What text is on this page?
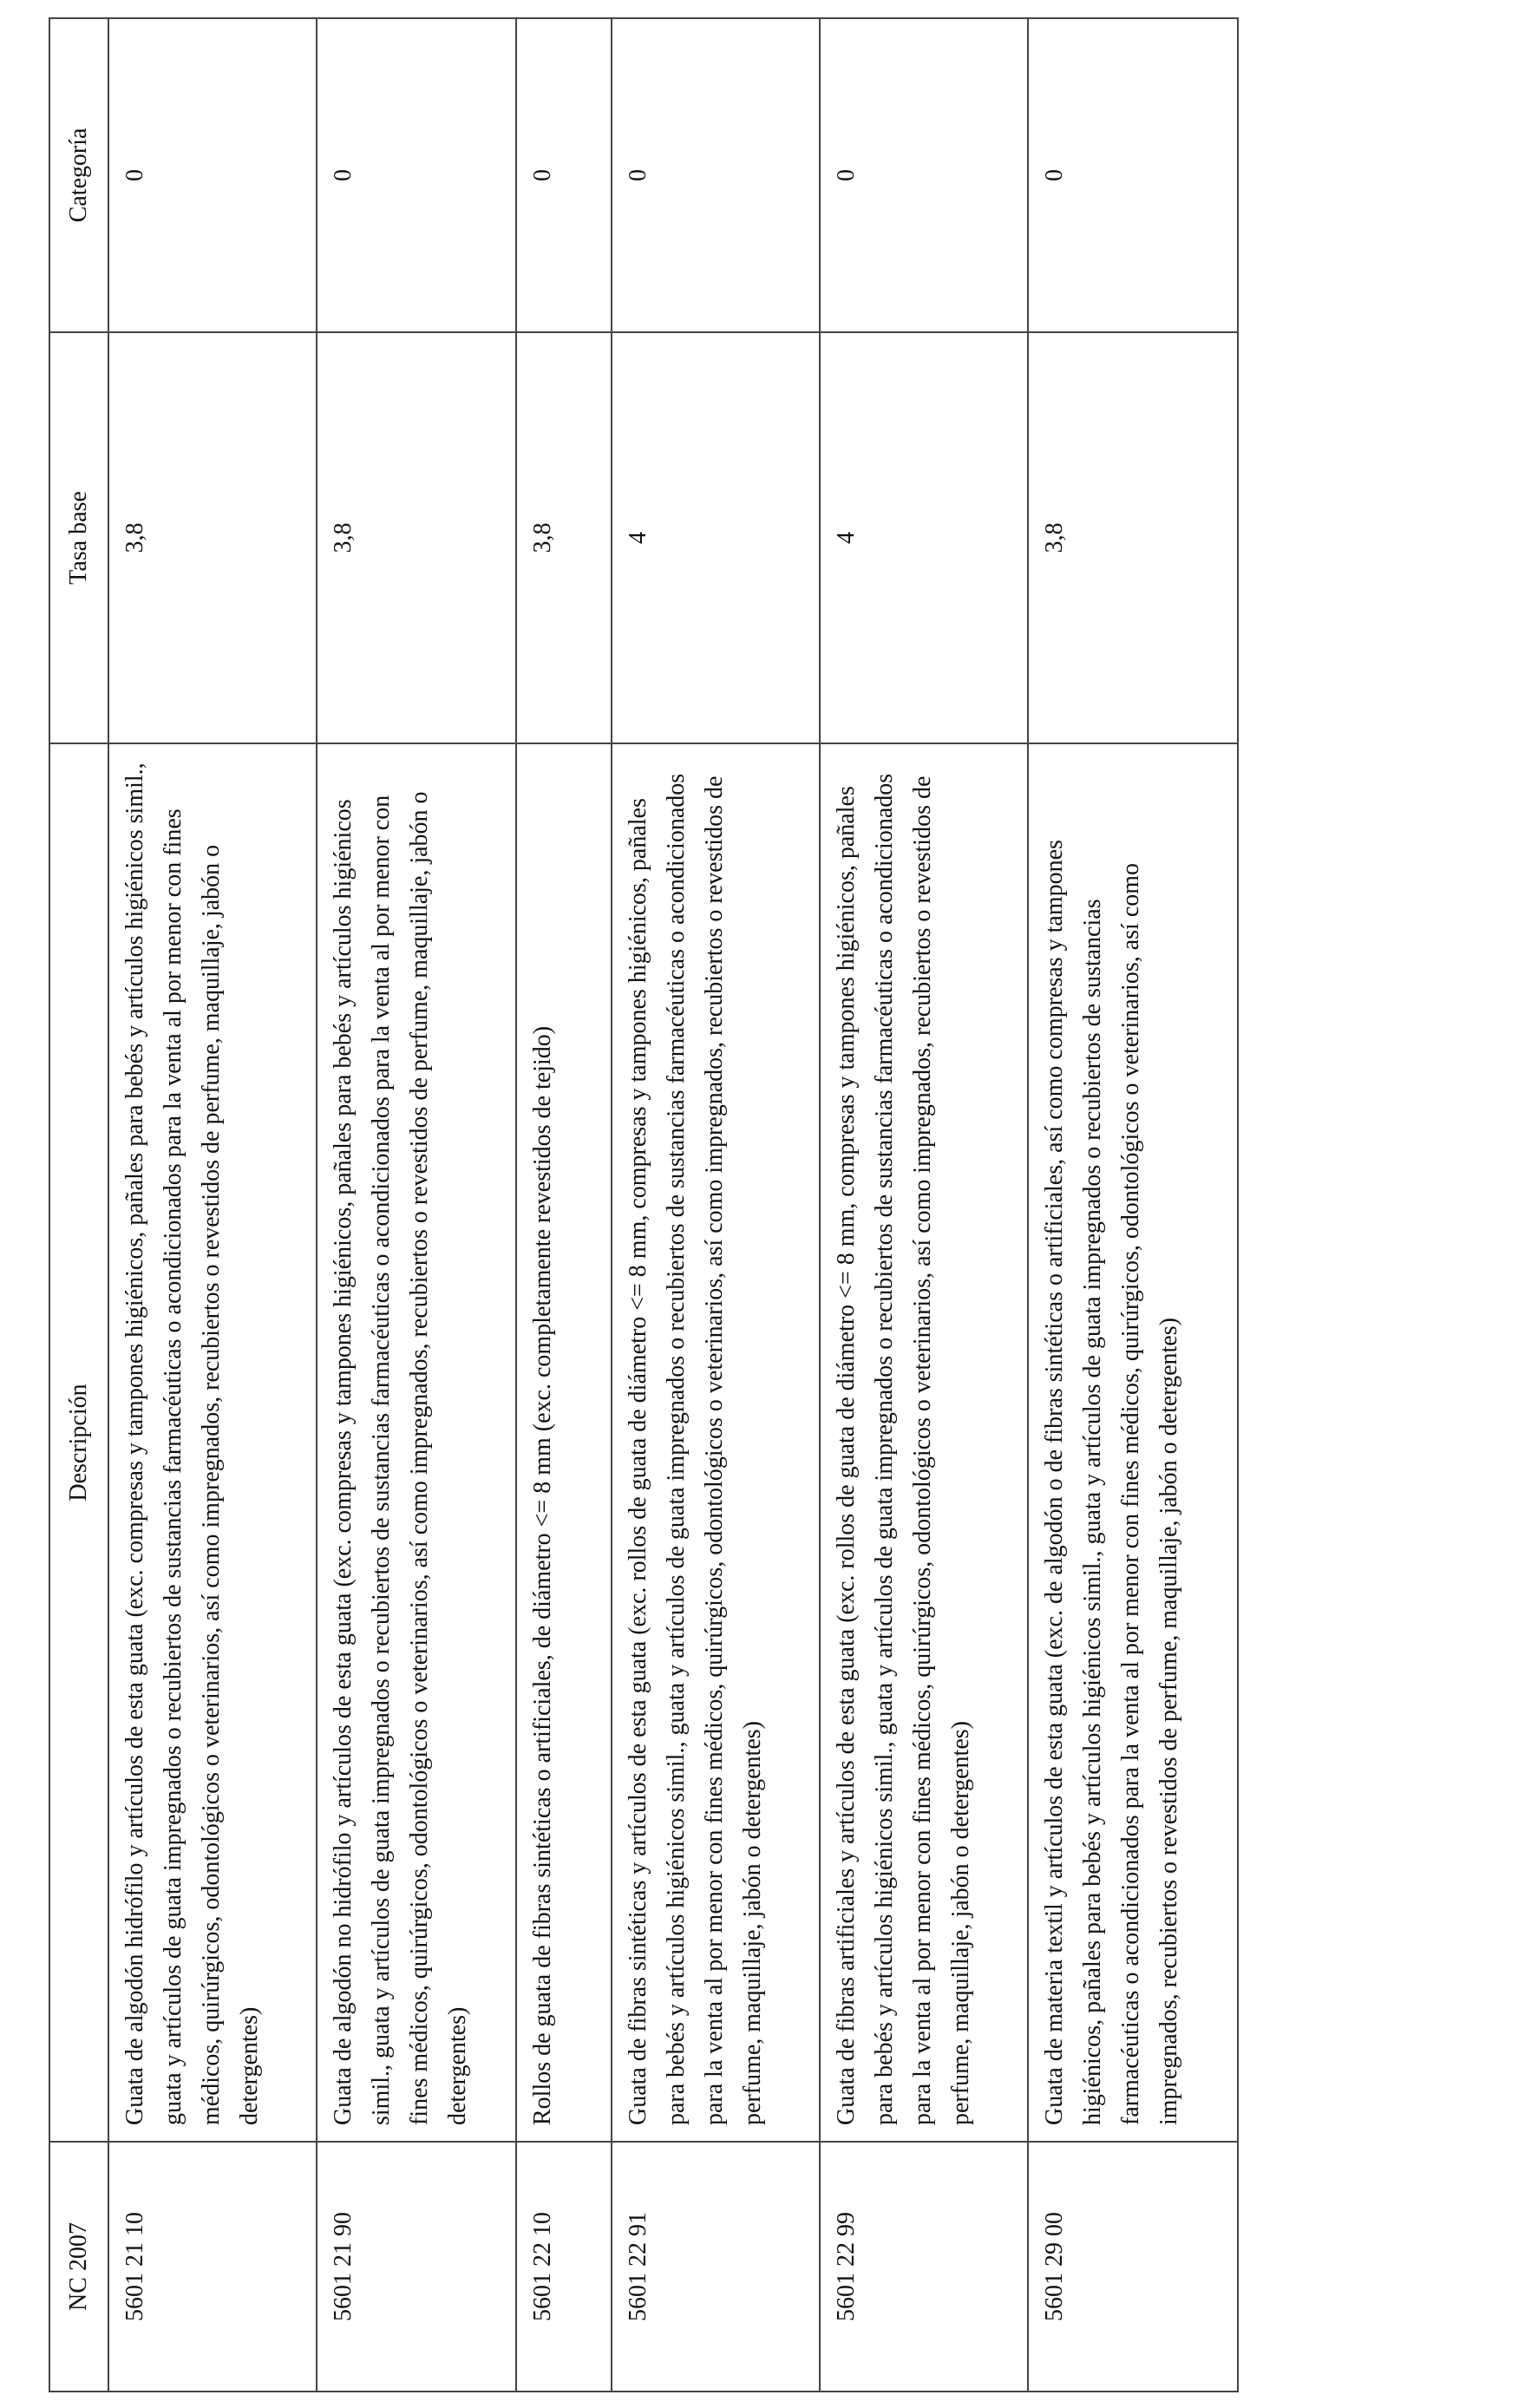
NC 2007	Descripción	Tasa base	Categoría
5601 21 10	Guata de algodón hidrófilo y artículos de esta guata (exc. compresas y tampones higiénicos, pañales para bebés y artículos higiénicos simil., guata y artículos de guata impregnados o recubiertos de sustancias farmacéuticas o acondicionados para la venta al por menor con fines médicos, quirúrgicos, odontológicos o veterinarios, así como impregnados, recubiertos o revestidos de perfume, maquillaje, jabón o detergentes)	3,8	0
5601 21 90	Guata de algodón no hidrófilo y artículos de esta guata (exc. compresas y tampones higiénicos, pañales para bebés y artículos higiénicos simil., guata y artículos de guata impregnados o recubiertos de sustancias farmacéuticas o acondicionados para la venta al por menor con fines médicos, quirúrgicos, odontológicos o veterinarios, así como impregnados, recubiertos o revestidos de perfume, maquillaje, jabón o detergentes)	3,8	0
5601 22 10	Rollos de guata de fibras sintéticas o artificiales, de diámetro <= 8 mm (exc. completamente revestidos de tejido)	3,8	0
5601 22 91	Guata de fibras sintéticas y artículos de esta guata (exc. rollos de guata de diámetro <= 8 mm, compresas y tampones higiénicos, pañales para bebés y artículos higiénicos simil., guata y artículos de guata impregnados o recubiertos de sustancias farmacéuticas o acondicionados para la venta al por menor con fines médicos, quirúrgicos, odontológicos o veterinarios, así como impregnados, recubiertos o revestidos de perfume, maquillaje, jabón o detergentes)	4	0
5601 22 99	Guata de fibras artificiales y artículos de esta guata (exc. rollos de guata de diámetro <= 8 mm, compresas y tampones higiénicos, pañales para bebés y artículos higiénicos simil., guata y artículos de guata impregnados o recubiertos de sustancias farmacéuticas o acondicionados para la venta al por menor con fines médicos, quirúrgicos, odontológicos o veterinarios, así como impregnados, recubiertos o revestidos de perfume, maquillaje, jabón o detergentes)	4	0
5601 29 00	Guata de materia textil y artículos de esta guata (exc. de algodón o de fibras sintéticas o artificiales, así como compresas y tampones higiénicos, pañales para bebés y artículos higiénicos simil., guata y artículos de guata impregnados o recubiertos de sustancias farmacéuticas o acondicionados para la venta al por menor con fines médicos, quirúrgicos, odontológicos o veterinarios, así como impregnados, recubiertos o revestidos de perfume, maquillaje, jabón o detergentes)	3,8	0
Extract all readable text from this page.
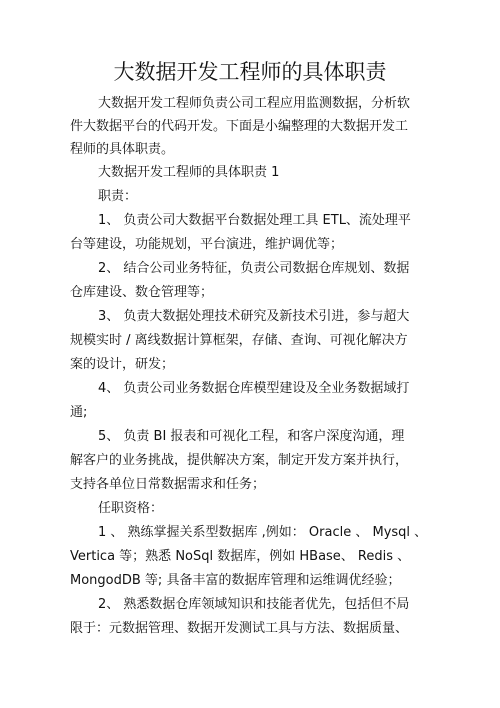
大数据开发工程师的具体职责
大数据开发工程师负责公司工程应用监测数据，分析软
件大数据平台的代码开发。下面是小编整理的大数据开发工
程师的具体职责。
大数据开发工程师的具体职责 1
职责：
1、 负责公司大数据平台数据处理工具 ETL、流处理平
台等建设，功能规划，平台演进，维护调优等；
2、 结合公司业务特征，负责公司数据仓库规划、数据
仓库建设、数仓管理等；
3、 负责大数据处理技术研究及新技术引进，参与超大
规模实时 / 离线数据计算框架，存储、查询、可视化解决方
案的设计，研发；
4、 负责公司业务数据仓库模型建设及全业务数据域打
通;
5、 负责 BI 报表和可视化工程，和客户深度沟通，理
解客户的业务挑战，提供解决方案，制定开发方案并执行，
支持各单位日常数据需求和任务；
任职资格：
1 、 熟练掌握关系型数据库 ,例如： Oracle 、 Mysql 、
Vertica 等；熟悉 NoSql 数据库，例如 HBase、 Redis 、
MongodDB 等; 具备丰富的数据库管理和运维调优经验；
2、 熟悉数据仓库领域知识和技能者优先，包括但不局
限于：元数据管理、数据开发测试工具与方法、数据质量、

-=-=-=-=-

Leave out the pictures and reproduce the rest of the listing exactly.

What text is on this page?
NC 2007	Descripción	Tasa base	Categoría
5601 21 10	Guata de algodón hidrófilo y artículos de esta guata (exc. compresas y tampones higiénicos, pañales para bebés y artículos higiénicos simil., guata y artículos de guata impregnados o recubiertos de sustancias farmacéuticas o acondicionados para la venta al por menor con fines médicos, quirúrgicos, odontológicos o veterinarios, así como impregnados, recubiertos o revestidos de perfume, maquillaje, jabón o detergentes)	3,8	0
5601 21 90	Guata de algodón no hidrófilo y artículos de esta guata (exc. compresas y tampones higiénicos, pañales para bebés y artículos higiénicos simil., guata y artículos de guata impregnados o recubiertos de sustancias farmacéuticas o acondicionados para la venta al por menor con fines médicos, quirúrgicos, odontológicos o veterinarios, así como impregnados, recubiertos o revestidos de perfume, maquillaje, jabón o detergentes)	3,8	0
5601 22 10	Rollos de guata de fibras sintéticas o artificiales, de diámetro <= 8 mm (exc. completamente revestidos de tejido)	3,8	0
5601 22 91	Guata de fibras sintéticas y artículos de esta guata (exc. rollos de guata de diámetro <= 8 mm, compresas y tampones higiénicos, pañales para bebés y artículos higiénicos simil., guata y artículos de guata impregnados o recubiertos de sustancias farmacéuticas o acondicionados para la venta al por menor con fines médicos, quirúrgicos, odontológicos o veterinarios, así como impregnados, recubiertos o revestidos de perfume, maquillaje, jabón o detergentes)	4	0
5601 22 99	Guata de fibras artificiales y artículos de esta guata (exc. rollos de guata de diámetro <= 8 mm, compresas y tampones higiénicos, pañales para bebés y artículos higiénicos simil., guata y artículos de guata impregnados o recubiertos de sustancias farmacéuticas o acondicionados para la venta al por menor con fines médicos, quirúrgicos, odontológicos o veterinarios, así como impregnados, recubiertos o revestidos de perfume, maquillaje, jabón o detergentes)	4	0
5601 29 00	Guata de materia textil y artículos de esta guata (exc. de algodón o de fibras sintéticas o artificiales, así como compresas y tampones higiénicos, pañales para bebés y artículos higiénicos simil., guata y artículos de guata impregnados o recubiertos de sustancias farmacéuticas o acondicionados para la venta al por menor con fines médicos, quirúrgicos, odontológicos o veterinarios, así como impregnados, recubiertos o revestidos de perfume, maquillaje, jabón o detergentes)	3,8	0
Extract all readable text from this page.
大数据开发工程师的具体职责
大数据开发工程师负责公司工程应用监测数据，分析软
件大数据平台的代码开发。下面是小编整理的大数据开发工
程师的具体职责。
大数据开发工程师的具体职责 1
职责：
1、 负责公司大数据平台数据处理工具 ETL、流处理平
台等建设，功能规划，平台演进，维护调优等；
2、 结合公司业务特征，负责公司数据仓库规划、数据
仓库建设、数仓管理等；
3、 负责大数据处理技术研究及新技术引进，参与超大
规模实时 / 离线数据计算框架，存储、查询、可视化解决方
案的设计，研发；
4、 负责公司业务数据仓库模型建设及全业务数据域打
通;
5、 负责 BI 报表和可视化工程，和客户深度沟通，理
解客户的业务挑战，提供解决方案，制定开发方案并执行，
支持各单位日常数据需求和任务；
任职资格：
1 、 熟练掌握关系型数据库 ,例如： Oracle 、 Mysql 、
Vertica 等；熟悉 NoSql 数据库，例如 HBase、 Redis 、
MongodDB 等; 具备丰富的数据库管理和运维调优经验；
2、 熟悉数据仓库领域知识和技能者优先，包括但不局
限于：元数据管理、数据开发测试工具与方法、数据质量、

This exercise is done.